== Set task ==
Take the listing and print it in full, exactly as given.

**** Material for the task

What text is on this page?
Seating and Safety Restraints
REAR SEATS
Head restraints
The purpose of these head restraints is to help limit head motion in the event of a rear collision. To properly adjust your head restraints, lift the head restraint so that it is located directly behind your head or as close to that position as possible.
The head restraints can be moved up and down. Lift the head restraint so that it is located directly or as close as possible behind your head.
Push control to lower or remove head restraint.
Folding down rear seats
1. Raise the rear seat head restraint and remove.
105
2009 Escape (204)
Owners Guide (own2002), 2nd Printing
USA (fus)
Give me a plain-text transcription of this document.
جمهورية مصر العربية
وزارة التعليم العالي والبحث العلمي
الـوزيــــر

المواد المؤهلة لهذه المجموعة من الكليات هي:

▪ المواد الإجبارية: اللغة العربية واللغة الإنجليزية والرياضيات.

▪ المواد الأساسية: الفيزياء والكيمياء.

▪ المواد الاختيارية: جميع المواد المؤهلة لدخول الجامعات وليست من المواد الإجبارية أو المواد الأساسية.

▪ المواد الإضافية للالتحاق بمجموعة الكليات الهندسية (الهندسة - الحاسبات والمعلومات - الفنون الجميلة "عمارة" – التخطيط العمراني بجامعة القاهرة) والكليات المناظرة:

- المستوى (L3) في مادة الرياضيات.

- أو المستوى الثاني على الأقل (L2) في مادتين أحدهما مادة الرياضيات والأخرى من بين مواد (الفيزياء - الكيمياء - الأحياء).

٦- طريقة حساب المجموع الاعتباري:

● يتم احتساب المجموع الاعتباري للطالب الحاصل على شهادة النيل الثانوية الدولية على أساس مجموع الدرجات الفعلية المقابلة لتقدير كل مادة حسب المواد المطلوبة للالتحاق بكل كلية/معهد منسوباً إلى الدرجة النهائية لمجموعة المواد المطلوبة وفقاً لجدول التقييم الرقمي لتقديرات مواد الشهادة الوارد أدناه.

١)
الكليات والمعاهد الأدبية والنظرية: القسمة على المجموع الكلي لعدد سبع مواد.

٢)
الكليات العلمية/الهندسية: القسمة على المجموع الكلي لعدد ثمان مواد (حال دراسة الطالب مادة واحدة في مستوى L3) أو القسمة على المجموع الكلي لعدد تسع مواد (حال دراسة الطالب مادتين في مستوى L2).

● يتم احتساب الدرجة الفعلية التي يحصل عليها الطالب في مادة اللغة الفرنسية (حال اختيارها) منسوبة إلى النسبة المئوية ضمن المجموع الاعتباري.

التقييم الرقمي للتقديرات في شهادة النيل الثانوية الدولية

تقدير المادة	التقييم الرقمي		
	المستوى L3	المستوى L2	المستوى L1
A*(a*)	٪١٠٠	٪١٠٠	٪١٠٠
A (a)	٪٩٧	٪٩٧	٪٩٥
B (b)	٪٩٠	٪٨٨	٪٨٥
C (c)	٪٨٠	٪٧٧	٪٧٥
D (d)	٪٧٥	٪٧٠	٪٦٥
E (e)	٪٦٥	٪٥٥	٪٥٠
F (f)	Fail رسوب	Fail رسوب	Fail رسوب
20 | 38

********

== Response ==
What text is on this page?
Seating and Safety Restraints
REAR SEATS
Head restraints
The purpose of these head restraints is to help limit head motion in the event of a rear collision. To properly adjust your head restraints, lift the head restraint so that it is located directly behind your head or as close to that position as possible.
The head restraints can be moved up and down. Lift the head restraint so that it is located directly or as close as possible behind your head.
Push control to lower or remove head restraint.
Folding down rear seats
1. Raise the rear seat head restraint and remove.
105
2009 Escape (204)
Owners Guide (own2002), 2nd Printing
USA (fus)
Give me a plain-text transcription of this document.
جمهورية مصر العربية
وزارة التعليم العالي والبحث العلمي
الـوزيــــر

المواد المؤهلة لهذه المجموعة من الكليات هي:

▪ المواد الإجبارية: اللغة العربية واللغة الإنجليزية والرياضيات.

▪ المواد الأساسية: الفيزياء والكيمياء.

▪ المواد الاختيارية: جميع المواد المؤهلة لدخول الجامعات وليست من المواد الإجبارية أو المواد الأساسية.

▪ المواد الإضافية للالتحاق بمجموعة الكليات الهندسية (الهندسة - الحاسبات والمعلومات - الفنون الجميلة "عمارة" – التخطيط العمراني بجامعة القاهرة) والكليات المناظرة:

- المستوى (L3) في مادة الرياضيات.

- أو المستوى الثاني على الأقل (L2) في مادتين أحدهما مادة الرياضيات والأخرى من بين مواد (الفيزياء - الكيمياء - الأحياء).

٦- طريقة حساب المجموع الاعتباري:

● يتم احتساب المجموع الاعتباري للطالب الحاصل على شهادة النيل الثانوية الدولية على أساس مجموع الدرجات الفعلية المقابلة لتقدير كل مادة حسب المواد المطلوبة للالتحاق بكل كلية/معهد منسوباً إلى الدرجة النهائية لمجموعة المواد المطلوبة وفقاً لجدول التقييم الرقمي لتقديرات مواد الشهادة الوارد أدناه.

١)
الكليات والمعاهد الأدبية والنظرية: القسمة على المجموع الكلي لعدد سبع مواد.

٢)
الكليات العلمية/الهندسية: القسمة على المجموع الكلي لعدد ثمان مواد (حال دراسة الطالب مادة واحدة في مستوى L3) أو القسمة على المجموع الكلي لعدد تسع مواد (حال دراسة الطالب مادتين في مستوى L2).

● يتم احتساب الدرجة الفعلية التي يحصل عليها الطالب في مادة اللغة الفرنسية (حال اختيارها) منسوبة إلى النسبة المئوية ضمن المجموع الاعتباري.

التقييم الرقمي للتقديرات في شهادة النيل الثانوية الدولية

تقدير المادة	التقييم الرقمي		
	المستوى L3	المستوى L2	المستوى L1
A*(a*)	٪١٠٠	٪١٠٠	٪١٠٠
A (a)	٪٩٧	٪٩٧	٪٩٥
B (b)	٪٩٠	٪٨٨	٪٨٥
C (c)	٪٨٠	٪٧٧	٪٧٥
D (d)	٪٧٥	٪٧٠	٪٦٥
E (e)	٪٦٥	٪٥٥	٪٥٠
F (f)	Fail رسوب	Fail رسوب	Fail رسوب
20 | 38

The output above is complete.